Instruction — All records should be reproduced verbatim.

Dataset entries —
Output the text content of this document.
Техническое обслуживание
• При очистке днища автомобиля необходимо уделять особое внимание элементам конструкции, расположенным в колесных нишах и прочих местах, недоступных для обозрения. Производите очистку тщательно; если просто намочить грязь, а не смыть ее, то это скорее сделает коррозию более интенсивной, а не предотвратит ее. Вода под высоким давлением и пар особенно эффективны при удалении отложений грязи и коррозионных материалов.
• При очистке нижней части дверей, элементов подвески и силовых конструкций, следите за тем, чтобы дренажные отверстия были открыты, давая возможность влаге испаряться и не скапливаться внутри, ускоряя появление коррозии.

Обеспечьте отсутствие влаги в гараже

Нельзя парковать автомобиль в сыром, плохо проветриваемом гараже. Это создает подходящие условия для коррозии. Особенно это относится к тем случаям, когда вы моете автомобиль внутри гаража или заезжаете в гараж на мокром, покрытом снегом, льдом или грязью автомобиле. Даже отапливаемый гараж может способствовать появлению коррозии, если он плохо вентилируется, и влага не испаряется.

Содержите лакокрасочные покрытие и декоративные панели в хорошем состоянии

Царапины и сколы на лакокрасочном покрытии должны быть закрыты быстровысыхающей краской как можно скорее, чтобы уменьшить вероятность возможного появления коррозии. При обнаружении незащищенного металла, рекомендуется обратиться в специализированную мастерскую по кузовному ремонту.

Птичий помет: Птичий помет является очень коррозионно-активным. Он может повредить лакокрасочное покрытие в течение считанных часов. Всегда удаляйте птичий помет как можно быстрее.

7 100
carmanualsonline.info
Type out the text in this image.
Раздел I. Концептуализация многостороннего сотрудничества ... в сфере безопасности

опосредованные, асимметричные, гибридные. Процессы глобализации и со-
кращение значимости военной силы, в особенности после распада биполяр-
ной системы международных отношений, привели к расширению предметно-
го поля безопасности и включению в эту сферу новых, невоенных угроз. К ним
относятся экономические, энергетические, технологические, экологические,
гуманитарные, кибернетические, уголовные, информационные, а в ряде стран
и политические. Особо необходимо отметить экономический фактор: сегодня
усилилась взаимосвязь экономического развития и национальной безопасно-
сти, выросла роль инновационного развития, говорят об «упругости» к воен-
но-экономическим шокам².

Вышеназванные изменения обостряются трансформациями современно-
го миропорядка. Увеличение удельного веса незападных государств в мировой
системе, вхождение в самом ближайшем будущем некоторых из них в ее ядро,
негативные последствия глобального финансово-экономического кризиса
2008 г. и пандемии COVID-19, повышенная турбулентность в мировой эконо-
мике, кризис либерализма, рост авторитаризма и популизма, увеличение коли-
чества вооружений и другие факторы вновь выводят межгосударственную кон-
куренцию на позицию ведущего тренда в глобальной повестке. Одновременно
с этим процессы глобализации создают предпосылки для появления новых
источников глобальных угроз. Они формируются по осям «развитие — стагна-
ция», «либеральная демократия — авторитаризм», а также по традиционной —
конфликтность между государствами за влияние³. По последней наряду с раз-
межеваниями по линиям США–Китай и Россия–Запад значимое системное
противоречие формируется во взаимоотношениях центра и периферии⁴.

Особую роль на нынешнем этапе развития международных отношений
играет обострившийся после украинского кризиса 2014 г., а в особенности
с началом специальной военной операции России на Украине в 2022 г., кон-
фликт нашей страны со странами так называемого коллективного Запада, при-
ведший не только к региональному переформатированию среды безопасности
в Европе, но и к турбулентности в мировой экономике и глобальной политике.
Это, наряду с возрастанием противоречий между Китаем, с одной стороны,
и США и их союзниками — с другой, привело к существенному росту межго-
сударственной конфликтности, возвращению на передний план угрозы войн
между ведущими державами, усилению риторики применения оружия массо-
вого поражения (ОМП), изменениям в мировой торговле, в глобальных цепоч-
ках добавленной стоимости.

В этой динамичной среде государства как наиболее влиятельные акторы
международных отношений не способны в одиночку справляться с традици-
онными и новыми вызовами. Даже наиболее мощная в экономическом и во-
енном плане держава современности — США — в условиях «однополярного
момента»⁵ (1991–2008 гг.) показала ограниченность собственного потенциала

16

Solution to the exercise —
Output the text content of this document.
Техническое обслуживание
• При очистке днища автомобиля необходимо уделять особое внимание элементам конструкции, расположенным в колесных нишах и прочих местах, недоступных для обозрения. Производите очистку тщательно; если просто намочить грязь, а не смыть ее, то это скорее сделает коррозию более интенсивной, а не предотвратит ее. Вода под высоким давлением и пар особенно эффективны при удалении отложений грязи и коррозионных материалов.
• При очистке нижней части дверей, элементов подвески и силовых конструкций, следите за тем, чтобы дренажные отверстия были открыты, давая возможность влаге испаряться и не скапливаться внутри, ускоряя появление коррозии.

Обеспечьте отсутствие влаги в гараже

Нельзя парковать автомобиль в сыром, плохо проветриваемом гараже. Это создает подходящие условия для коррозии. Особенно это относится к тем случаям, когда вы моете автомобиль внутри гаража или заезжаете в гараж на мокром, покрытом снегом, льдом или грязью автомобиле. Даже отапливаемый гараж может способствовать появлению коррозии, если он плохо вентилируется, и влага не испаряется.

Содержите лакокрасочные покрытие и декоративные панели в хорошем состоянии

Царапины и сколы на лакокрасочном покрытии должны быть закрыты быстровысыхающей краской как можно скорее, чтобы уменьшить вероятность возможного появления коррозии. При обнаружении незащищенного металла, рекомендуется обратиться в специализированную мастерскую по кузовному ремонту.

Птичий помет: Птичий помет является очень коррозионно-активным. Он может повредить лакокрасочное покрытие в течение считанных часов. Всегда удаляйте птичий помет как можно быстрее.

7 100
carmanualsonline.info
Type out the text in this image.
Раздел I. Концептуализация многостороннего сотрудничества ... в сфере безопасности

опосредованные, асимметричные, гибридные. Процессы глобализации и со-
кращение значимости военной силы, в особенности после распада биполяр-
ной системы международных отношений, привели к расширению предметно-
го поля безопасности и включению в эту сферу новых, невоенных угроз. К ним
относятся экономические, энергетические, технологические, экологические,
гуманитарные, кибернетические, уголовные, информационные, а в ряде стран
и политические. Особо необходимо отметить экономический фактор: сегодня
усилилась взаимосвязь экономического развития и национальной безопасно-
сти, выросла роль инновационного развития, говорят об «упругости» к воен-
но-экономическим шокам².

Вышеназванные изменения обостряются трансформациями современно-
го миропорядка. Увеличение удельного веса незападных государств в мировой
системе, вхождение в самом ближайшем будущем некоторых из них в ее ядро,
негативные последствия глобального финансово-экономического кризиса
2008 г. и пандемии COVID-19, повышенная турбулентность в мировой эконо-
мике, кризис либерализма, рост авторитаризма и популизма, увеличение коли-
чества вооружений и другие факторы вновь выводят межгосударственную кон-
куренцию на позицию ведущего тренда в глобальной повестке. Одновременно
с этим процессы глобализации создают предпосылки для появления новых
источников глобальных угроз. Они формируются по осям «развитие — стагна-
ция», «либеральная демократия — авторитаризм», а также по традиционной —
конфликтность между государствами за влияние³. По последней наряду с раз-
межеваниями по линиям США–Китай и Россия–Запад значимое системное
противоречие формируется во взаимоотношениях центра и периферии⁴.

Особую роль на нынешнем этапе развития международных отношений
играет обострившийся после украинского кризиса 2014 г., а в особенности
с началом специальной военной операции России на Украине в 2022 г., кон-
фликт нашей страны со странами так называемого коллективного Запада, при-
ведший не только к региональному переформатированию среды безопасности
в Европе, но и к турбулентности в мировой экономике и глобальной политике.
Это, наряду с возрастанием противоречий между Китаем, с одной стороны,
и США и их союзниками — с другой, привело к существенному росту межго-
сударственной конфликтности, возвращению на передний план угрозы войн
между ведущими державами, усилению риторики применения оружия массо-
вого поражения (ОМП), изменениям в мировой торговле, в глобальных цепоч-
ках добавленной стоимости.

В этой динамичной среде государства как наиболее влиятельные акторы
международных отношений не способны в одиночку справляться с традици-
онными и новыми вызовами. Даже наиболее мощная в экономическом и во-
енном плане держава современности — США — в условиях «однополярного
момента»⁵ (1991–2008 гг.) показала ограниченность собственного потенциала

16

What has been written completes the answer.